• **Given exercise**: Say how many lines of the listing below contain "Windows", giving the number and nothing else.

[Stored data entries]
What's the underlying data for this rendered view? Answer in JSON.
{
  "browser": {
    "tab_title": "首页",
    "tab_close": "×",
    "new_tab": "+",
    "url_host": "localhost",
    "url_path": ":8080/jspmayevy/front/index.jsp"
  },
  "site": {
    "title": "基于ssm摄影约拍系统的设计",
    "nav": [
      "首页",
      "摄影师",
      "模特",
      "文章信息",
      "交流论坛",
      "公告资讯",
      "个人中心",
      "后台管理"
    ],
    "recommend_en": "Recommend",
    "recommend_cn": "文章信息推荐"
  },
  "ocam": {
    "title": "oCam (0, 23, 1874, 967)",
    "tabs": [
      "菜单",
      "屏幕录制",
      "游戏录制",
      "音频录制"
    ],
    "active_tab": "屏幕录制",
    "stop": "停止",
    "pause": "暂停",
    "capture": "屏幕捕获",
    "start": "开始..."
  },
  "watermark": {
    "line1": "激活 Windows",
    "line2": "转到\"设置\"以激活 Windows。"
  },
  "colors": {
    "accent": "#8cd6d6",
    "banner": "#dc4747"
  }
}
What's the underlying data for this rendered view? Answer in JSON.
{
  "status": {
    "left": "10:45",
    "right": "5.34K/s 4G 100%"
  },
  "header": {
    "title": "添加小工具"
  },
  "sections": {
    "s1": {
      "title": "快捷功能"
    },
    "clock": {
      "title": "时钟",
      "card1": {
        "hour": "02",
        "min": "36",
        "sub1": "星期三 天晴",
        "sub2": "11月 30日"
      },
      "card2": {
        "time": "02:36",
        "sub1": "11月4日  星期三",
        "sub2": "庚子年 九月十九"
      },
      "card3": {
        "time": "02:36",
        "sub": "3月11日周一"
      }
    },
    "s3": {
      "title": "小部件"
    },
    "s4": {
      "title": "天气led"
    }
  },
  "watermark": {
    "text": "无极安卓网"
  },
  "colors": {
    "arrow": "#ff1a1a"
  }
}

• **Exercise answer**: 2